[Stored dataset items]
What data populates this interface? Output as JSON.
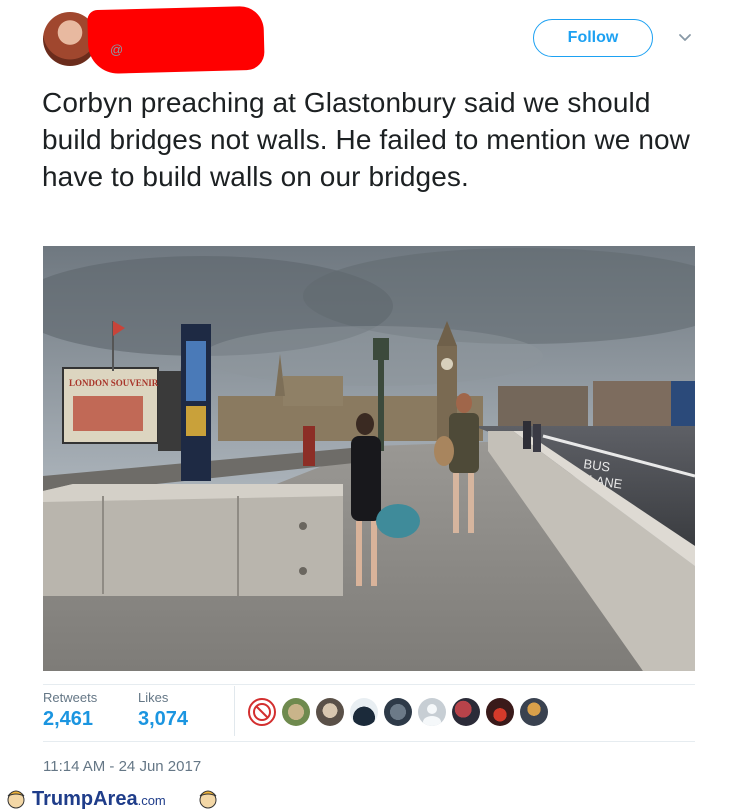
{
  "header": {
    "handle_at": "@",
    "follow_label": "Follow"
  },
  "tweet": {
    "text": "Corbyn preaching at Glastonbury said we should build bridges not walls. He failed to mention we now have to build walls on our bridges."
  },
  "photo": {
    "signs": [
      "LONDON SOUVENIRS",
      "BUS",
      "LANE"
    ]
  },
  "stats": {
    "retweets_label": "Retweets",
    "retweets_value": "2,461",
    "likes_label": "Likes",
    "likes_value": "3,074"
  },
  "timestamp": "11:14 AM - 24 Jun 2017",
  "watermark": {
    "brand": "TrumpArea",
    "tld": ".com"
  },
  "colors": {
    "accent": "#1da1f2",
    "stat_value": "#1b95e0",
    "redaction": "#ff0000",
    "watermark": "#1f3d8a"
  }
}
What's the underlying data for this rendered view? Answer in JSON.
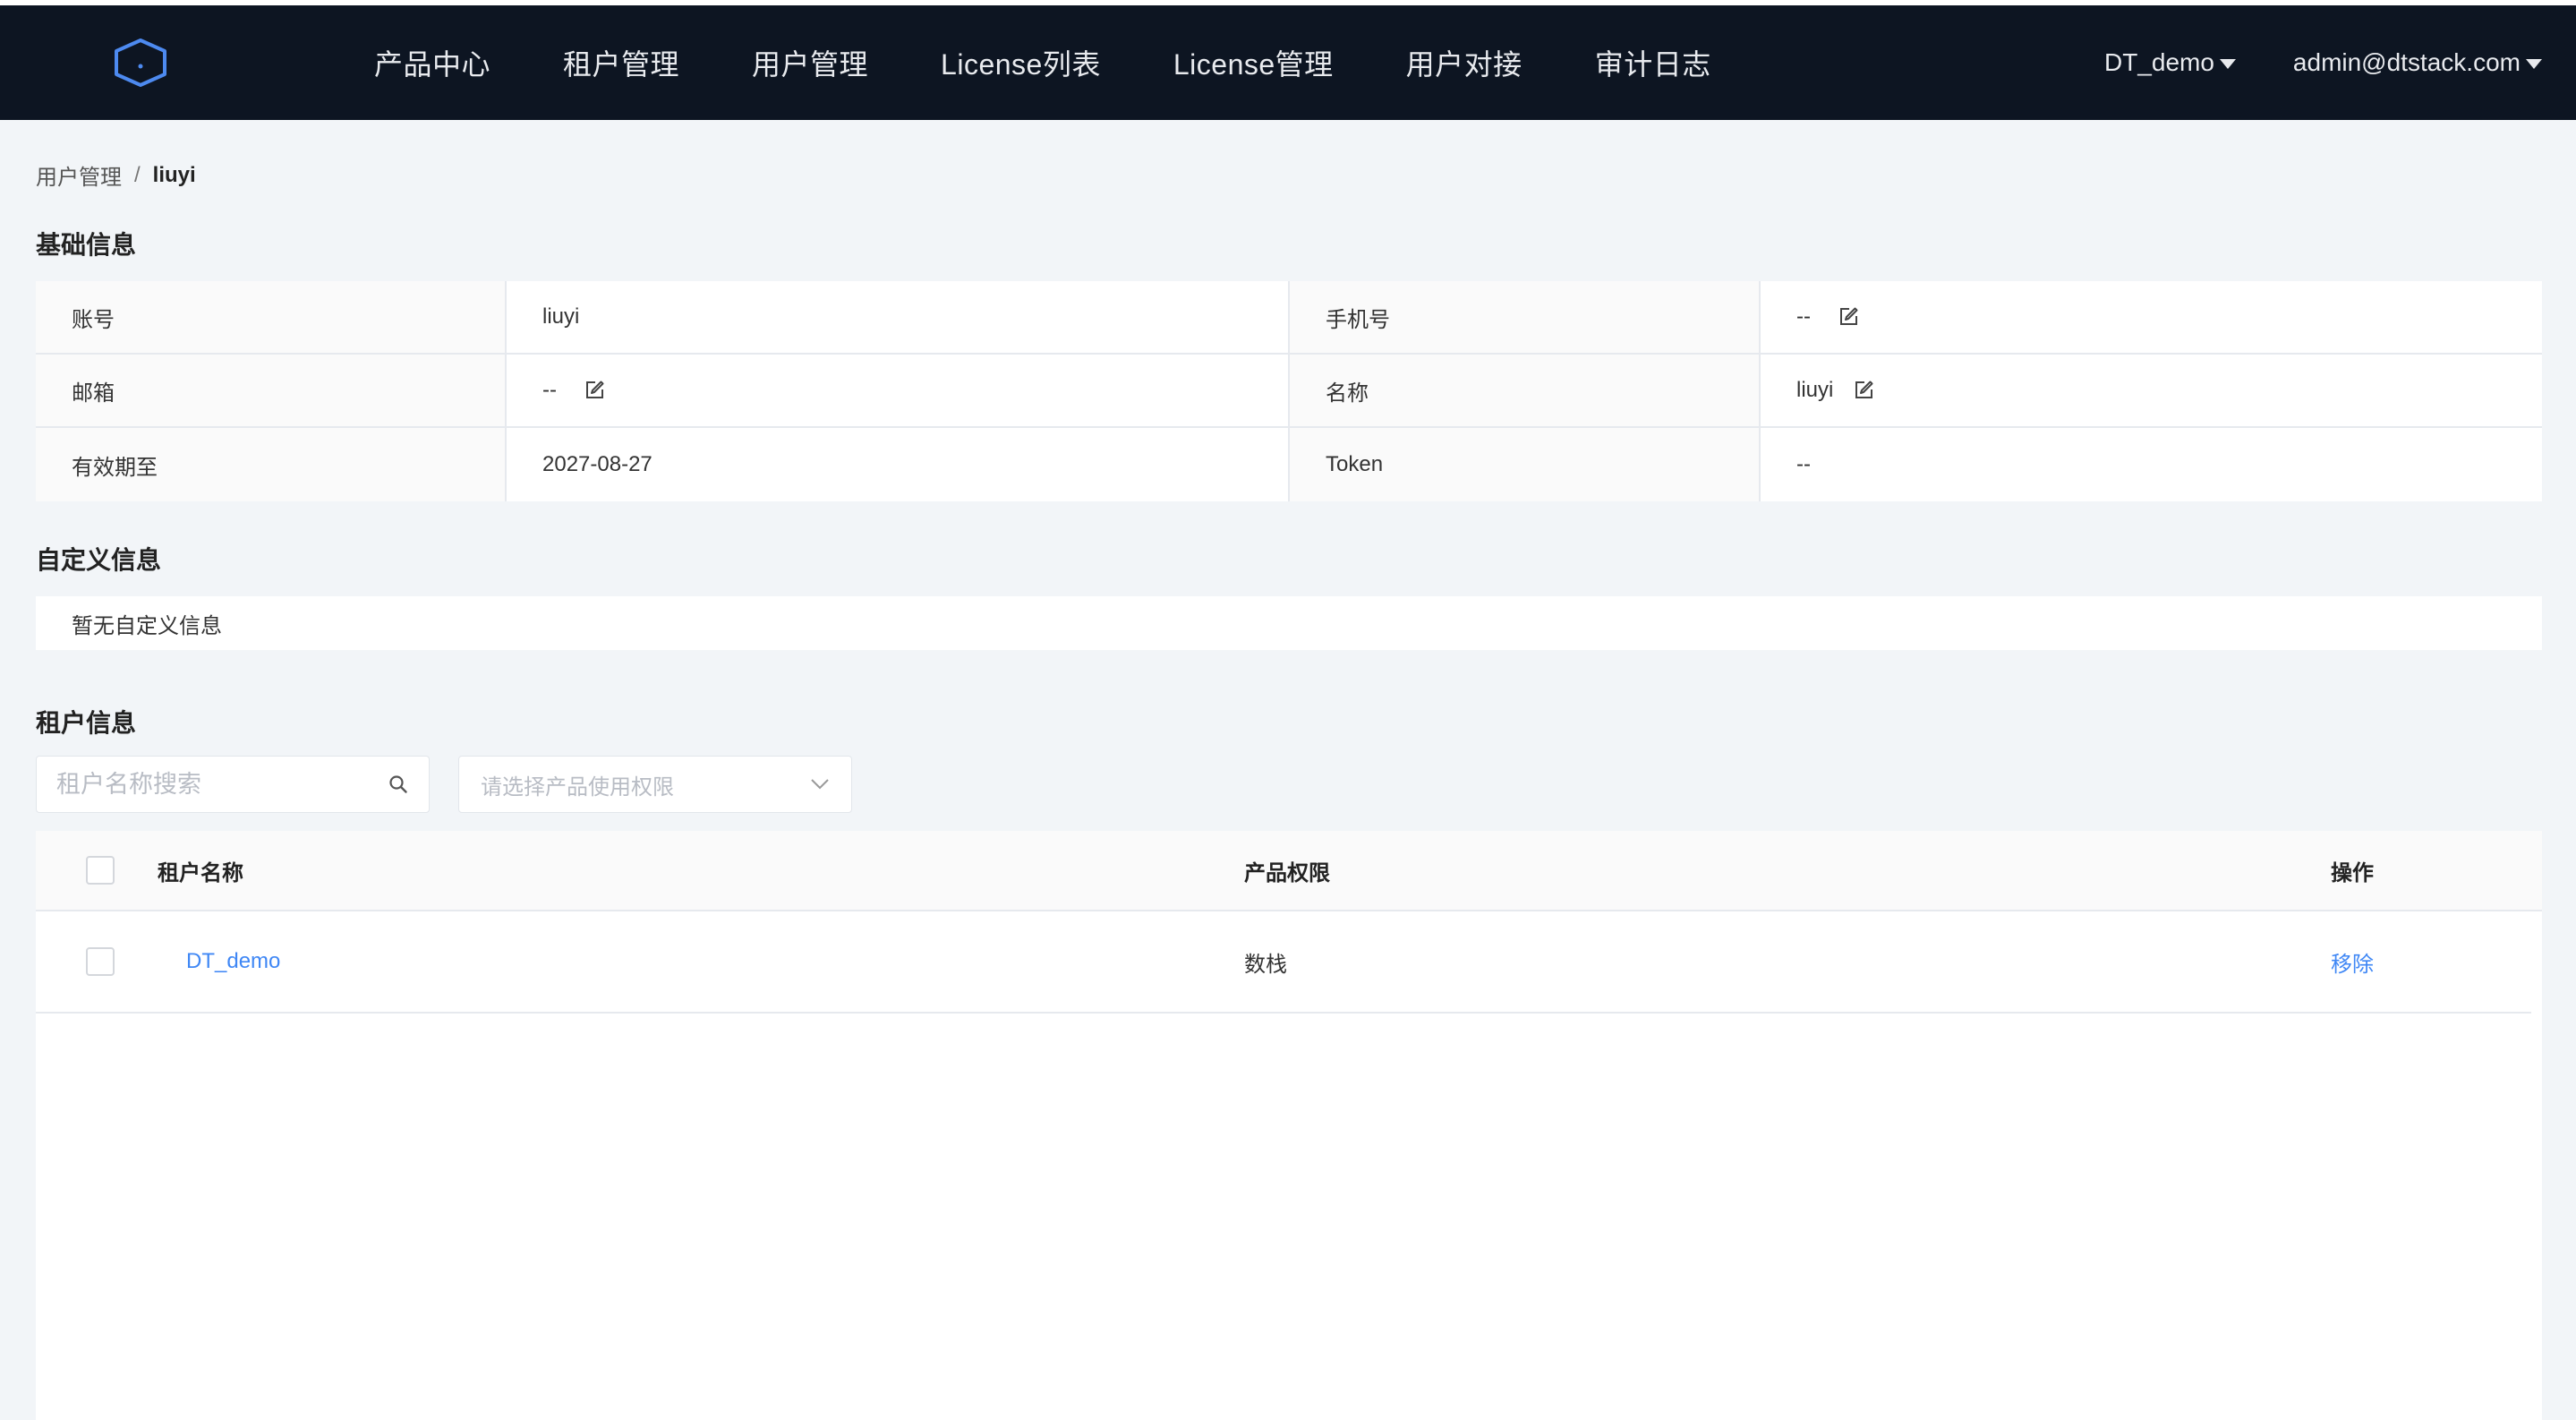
{
  "nav": {
    "items": [
      "产品中心",
      "租户管理",
      "用户管理",
      "License列表",
      "License管理",
      "用户对接",
      "审计日志"
    ],
    "tenant_dropdown": "DT_demo",
    "user_dropdown": "admin@dtstack.com"
  },
  "breadcrumb": {
    "parent": "用户管理",
    "separator": "/",
    "current": "liuyi"
  },
  "basic_info": {
    "title": "基础信息",
    "rows": [
      {
        "label1": "账号",
        "value1": "liuyi",
        "label2": "手机号",
        "value2": "--"
      },
      {
        "label1": "邮箱",
        "value1": "--",
        "label2": "名称",
        "value2": "liuyi"
      },
      {
        "label1": "有效期至",
        "value1": "2027-08-27",
        "label2": "Token",
        "value2": "--"
      }
    ]
  },
  "custom_info": {
    "title": "自定义信息",
    "empty_text": "暂无自定义信息"
  },
  "tenant_info": {
    "title": "租户信息",
    "search_placeholder": "租户名称搜索",
    "select_placeholder": "请选择产品使用权限",
    "columns": [
      "租户名称",
      "产品权限",
      "操作"
    ],
    "rows": [
      {
        "name": "DT_demo",
        "permission": "数栈",
        "action": "移除"
      }
    ]
  },
  "colors": {
    "nav_bg": "#0d1522",
    "link": "#3f87f5",
    "page_bg": "#f2f5f8"
  }
}
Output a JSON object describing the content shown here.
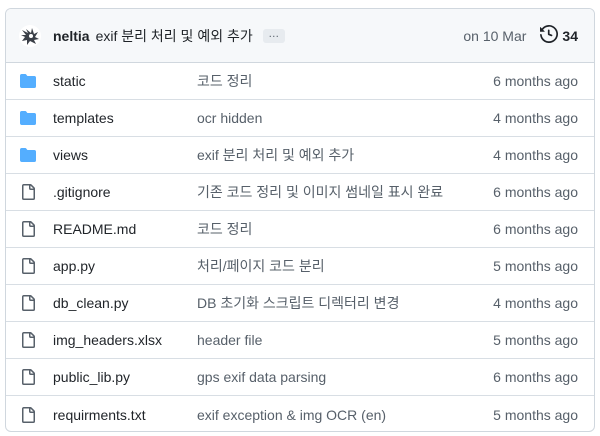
{
  "commit": {
    "author": "neltia",
    "message": "exif 분리 처리 및 예외 추가",
    "ellipsis": "…",
    "date": "on 10 Mar",
    "history_count": "34"
  },
  "files": [
    {
      "type": "dir",
      "name": "static",
      "message": "코드 정리",
      "age": "6 months ago"
    },
    {
      "type": "dir",
      "name": "templates",
      "message": "ocr hidden",
      "age": "4 months ago"
    },
    {
      "type": "dir",
      "name": "views",
      "message": "exif 분리 처리 및 예외 추가",
      "age": "4 months ago"
    },
    {
      "type": "file",
      "name": ".gitignore",
      "message": "기존 코드 정리 및 이미지 썸네일 표시 완료",
      "age": "6 months ago"
    },
    {
      "type": "file",
      "name": "README.md",
      "message": "코드 정리",
      "age": "6 months ago"
    },
    {
      "type": "file",
      "name": "app.py",
      "message": "처리/페이지 코드 분리",
      "age": "5 months ago"
    },
    {
      "type": "file",
      "name": "db_clean.py",
      "message": "DB 초기화 스크립트 디렉터리 변경",
      "age": "4 months ago"
    },
    {
      "type": "file",
      "name": "img_headers.xlsx",
      "message": "header file",
      "age": "5 months ago"
    },
    {
      "type": "file",
      "name": "public_lib.py",
      "message": "gps exif data parsing",
      "age": "6 months ago"
    },
    {
      "type": "file",
      "name": "requirments.txt",
      "message": "exif exception & img OCR (en)",
      "age": "5 months ago"
    }
  ],
  "colors": {
    "folder": "#54aeff",
    "file_icon": "#57606a",
    "muted_text": "#57606a",
    "border": "#d0d7de",
    "header_bg": "#f6f8fa"
  },
  "icons": {
    "avatar": "author-avatar",
    "folder": "folder-icon",
    "file": "file-icon",
    "history": "history-clock-icon"
  }
}
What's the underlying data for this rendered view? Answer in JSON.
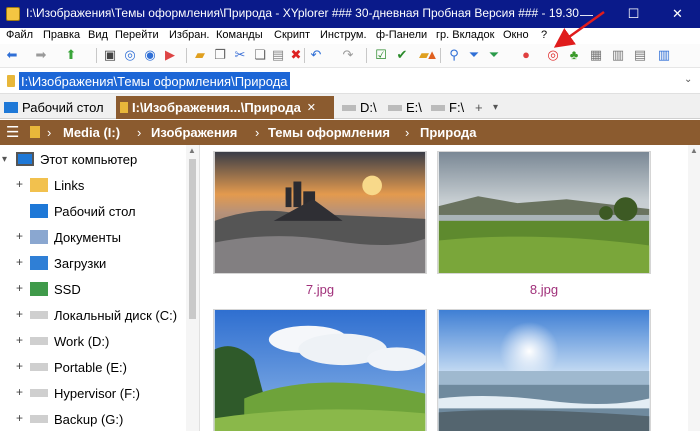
{
  "window": {
    "title": "I:\\Изображения\\Темы оформления\\Природа - XYplorer ### 30-дневная Пробная Версия ### - 19.30",
    "controls": {
      "minimize": "—",
      "maximize": "☐",
      "close": "✕"
    },
    "titlebar_color": "#0a1a8a"
  },
  "menu": [
    "Файл",
    "Правка",
    "Вид",
    "Перейти",
    "Избран.",
    "Команды",
    "Скрипт",
    "Инструм.",
    "ф-Панели",
    "гр. Вкладок",
    "Окно",
    "?"
  ],
  "toolbar": {
    "icons": [
      "back-arrow-icon",
      "forward-arrow-icon",
      "up-arrow-icon",
      "computer-icon",
      "target-icon",
      "target-icon",
      "play-icon",
      "new-folder-icon",
      "copy-icon",
      "cut-icon",
      "copy-to-icon",
      "paste-icon",
      "delete-icon",
      "undo-icon",
      "redo-icon",
      "checkbox-icon",
      "checkmark-icon",
      "folder-icon",
      "delete-icon",
      "search-icon",
      "filter-icon",
      "filter-icon",
      "color-filter-icon",
      "hypnotic-target-icon",
      "tree-icon",
      "grid-icon",
      "panel-icon",
      "panel-icon",
      "columns-icon"
    ]
  },
  "address": {
    "path": "I:\\Изображения\\Темы оформления\\Природа",
    "dropdown": "⌄"
  },
  "tabs": [
    {
      "label": "Рабочий стол",
      "active": false
    },
    {
      "label": "I:\\Изображения...\\Природа",
      "active": true,
      "close": "✕"
    },
    {
      "label": "D:\\",
      "active": false
    },
    {
      "label": "E:\\",
      "active": false
    },
    {
      "label": "F:\\",
      "active": false
    },
    {
      "label": "+",
      "active": false
    },
    {
      "label": "▾",
      "active": false
    }
  ],
  "breadcrumb": {
    "menu_glyph": "☰",
    "items": [
      "Media (I:)",
      "Изображения",
      "Темы оформления",
      "Природа"
    ],
    "separator": "›",
    "color": "#8b5b2f"
  },
  "tree": {
    "root": "Этот компьютер",
    "items": [
      {
        "label": "Links",
        "icon": "folder-icon"
      },
      {
        "label": "Рабочий стол",
        "icon": "desktop-icon"
      },
      {
        "label": "Документы",
        "icon": "documents-icon"
      },
      {
        "label": "Загрузки",
        "icon": "downloads-icon"
      },
      {
        "label": "SSD",
        "icon": "user-folder-icon"
      },
      {
        "label": "Локальный диск (C:)",
        "icon": "drive-icon"
      },
      {
        "label": "Work (D:)",
        "icon": "drive-icon"
      },
      {
        "label": "Portable (E:)",
        "icon": "drive-icon"
      },
      {
        "label": "Hypervisor (F:)",
        "icon": "drive-icon"
      },
      {
        "label": "Backup (G:)",
        "icon": "drive-icon"
      }
    ],
    "expander": "+"
  },
  "thumbnails": [
    {
      "label": "7.jpg",
      "scene": "foggy-castle-sunrise"
    },
    {
      "label": "8.jpg",
      "scene": "green-meadow-lake"
    },
    {
      "label": "",
      "scene": "green-hills-clouds"
    },
    {
      "label": "",
      "scene": "sunny-sea-shore"
    }
  ],
  "scrollbar": {
    "up": "▲"
  }
}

EXERCISE INSTRUCTIONS: Copy out the whole listing exactly, and don't carry over any pictures.

ANSWER TO THE PROBLEM:
What data populates this interface? Output as JSON.
{
  "header": {
    "handle_at": "@",
    "follow_label": "Follow"
  },
  "tweet": {
    "text": "Corbyn preaching at Glastonbury said we should build bridges not walls. He failed to mention we now have to build walls on our bridges."
  },
  "photo": {
    "signs": [
      "LONDON SOUVENIRS",
      "BUS",
      "LANE"
    ]
  },
  "stats": {
    "retweets_label": "Retweets",
    "retweets_value": "2,461",
    "likes_label": "Likes",
    "likes_value": "3,074"
  },
  "timestamp": "11:14 AM - 24 Jun 2017",
  "watermark": {
    "brand": "TrumpArea",
    "tld": ".com"
  },
  "colors": {
    "accent": "#1da1f2",
    "stat_value": "#1b95e0",
    "redaction": "#ff0000",
    "watermark": "#1f3d8a"
  }
}
What's the underlying data for this rendered view? Answer in JSON.
{
  "nav": {
    "items": [
      "产品中心",
      "租户管理",
      "用户管理",
      "License列表",
      "License管理",
      "用户对接",
      "审计日志"
    ],
    "tenant_dropdown": "DT_demo",
    "user_dropdown": "admin@dtstack.com"
  },
  "breadcrumb": {
    "parent": "用户管理",
    "separator": "/",
    "current": "liuyi"
  },
  "basic_info": {
    "title": "基础信息",
    "rows": [
      {
        "label1": "账号",
        "value1": "liuyi",
        "label2": "手机号",
        "value2": "--"
      },
      {
        "label1": "邮箱",
        "value1": "--",
        "label2": "名称",
        "value2": "liuyi"
      },
      {
        "label1": "有效期至",
        "value1": "2027-08-27",
        "label2": "Token",
        "value2": "--"
      }
    ]
  },
  "custom_info": {
    "title": "自定义信息",
    "empty_text": "暂无自定义信息"
  },
  "tenant_info": {
    "title": "租户信息",
    "search_placeholder": "租户名称搜索",
    "select_placeholder": "请选择产品使用权限",
    "columns": [
      "租户名称",
      "产品权限",
      "操作"
    ],
    "rows": [
      {
        "name": "DT_demo",
        "permission": "数栈",
        "action": "移除"
      }
    ]
  },
  "colors": {
    "nav_bg": "#0d1522",
    "link": "#3f87f5",
    "page_bg": "#f2f5f8"
  }
}
Output a JSON object describing the content shown here.
{
  "commit": {
    "author": "neltia",
    "message": "exif 분리 처리 및 예외 추가",
    "ellipsis": "…",
    "date": "on 10 Mar",
    "history_count": "34"
  },
  "files": [
    {
      "type": "dir",
      "name": "static",
      "message": "코드 정리",
      "age": "6 months ago"
    },
    {
      "type": "dir",
      "name": "templates",
      "message": "ocr hidden",
      "age": "4 months ago"
    },
    {
      "type": "dir",
      "name": "views",
      "message": "exif 분리 처리 및 예외 추가",
      "age": "4 months ago"
    },
    {
      "type": "file",
      "name": ".gitignore",
      "message": "기존 코드 정리 및 이미지 썸네일 표시 완료",
      "age": "6 months ago"
    },
    {
      "type": "file",
      "name": "README.md",
      "message": "코드 정리",
      "age": "6 months ago"
    },
    {
      "type": "file",
      "name": "app.py",
      "message": "처리/페이지 코드 분리",
      "age": "5 months ago"
    },
    {
      "type": "file",
      "name": "db_clean.py",
      "message": "DB 초기화 스크립트 디렉터리 변경",
      "age": "4 months ago"
    },
    {
      "type": "file",
      "name": "img_headers.xlsx",
      "message": "header file",
      "age": "5 months ago"
    },
    {
      "type": "file",
      "name": "public_lib.py",
      "message": "gps exif data parsing",
      "age": "6 months ago"
    },
    {
      "type": "file",
      "name": "requirments.txt",
      "message": "exif exception & img OCR (en)",
      "age": "5 months ago"
    }
  ],
  "colors": {
    "folder": "#54aeff",
    "file_icon": "#57606a",
    "muted_text": "#57606a",
    "border": "#d0d7de",
    "header_bg": "#f6f8fa"
  },
  "icons": {
    "avatar": "author-avatar",
    "folder": "folder-icon",
    "file": "file-icon",
    "history": "history-clock-icon"
  }
}
What's the underlying data for this rendered view? Answer in JSON.
{
  "window": {
    "title": "I:\\Изображения\\Темы оформления\\Природа - XYplorer ### 30-дневная Пробная Версия ### - 19.30",
    "controls": {
      "minimize": "—",
      "maximize": "☐",
      "close": "✕"
    },
    "titlebar_color": "#0a1a8a"
  },
  "menu": [
    "Файл",
    "Правка",
    "Вид",
    "Перейти",
    "Избран.",
    "Команды",
    "Скрипт",
    "Инструм.",
    "ф-Панели",
    "гр. Вкладок",
    "Окно",
    "?"
  ],
  "toolbar": {
    "icons": [
      "back-arrow-icon",
      "forward-arrow-icon",
      "up-arrow-icon",
      "computer-icon",
      "target-icon",
      "target-icon",
      "play-icon",
      "new-folder-icon",
      "copy-icon",
      "cut-icon",
      "copy-to-icon",
      "paste-icon",
      "delete-icon",
      "undo-icon",
      "redo-icon",
      "checkbox-icon",
      "checkmark-icon",
      "folder-icon",
      "delete-icon",
      "search-icon",
      "filter-icon",
      "filter-icon",
      "color-filter-icon",
      "hypnotic-target-icon",
      "tree-icon",
      "grid-icon",
      "panel-icon",
      "panel-icon",
      "columns-icon"
    ]
  },
  "address": {
    "path": "I:\\Изображения\\Темы оформления\\Природа",
    "dropdown": "⌄"
  },
  "tabs": [
    {
      "label": "Рабочий стол",
      "active": false
    },
    {
      "label": "I:\\Изображения...\\Природа",
      "active": true,
      "close": "✕"
    },
    {
      "label": "D:\\",
      "active": false
    },
    {
      "label": "E:\\",
      "active": false
    },
    {
      "label": "F:\\",
      "active": false
    },
    {
      "label": "+",
      "active": false
    },
    {
      "label": "▾",
      "active": false
    }
  ],
  "breadcrumb": {
    "menu_glyph": "☰",
    "items": [
      "Media (I:)",
      "Изображения",
      "Темы оформления",
      "Природа"
    ],
    "separator": "›",
    "color": "#8b5b2f"
  },
  "tree": {
    "root": "Этот компьютер",
    "items": [
      {
        "label": "Links",
        "icon": "folder-icon"
      },
      {
        "label": "Рабочий стол",
        "icon": "desktop-icon"
      },
      {
        "label": "Документы",
        "icon": "documents-icon"
      },
      {
        "label": "Загрузки",
        "icon": "downloads-icon"
      },
      {
        "label": "SSD",
        "icon": "user-folder-icon"
      },
      {
        "label": "Локальный диск (C:)",
        "icon": "drive-icon"
      },
      {
        "label": "Work (D:)",
        "icon": "drive-icon"
      },
      {
        "label": "Portable (E:)",
        "icon": "drive-icon"
      },
      {
        "label": "Hypervisor (F:)",
        "icon": "drive-icon"
      },
      {
        "label": "Backup (G:)",
        "icon": "drive-icon"
      }
    ],
    "expander": "+"
  },
  "thumbnails": [
    {
      "label": "7.jpg",
      "scene": "foggy-castle-sunrise"
    },
    {
      "label": "8.jpg",
      "scene": "green-meadow-lake"
    },
    {
      "label": "",
      "scene": "green-hills-clouds"
    },
    {
      "label": "",
      "scene": "sunny-sea-shore"
    }
  ],
  "scrollbar": {
    "up": "▲"
  }
}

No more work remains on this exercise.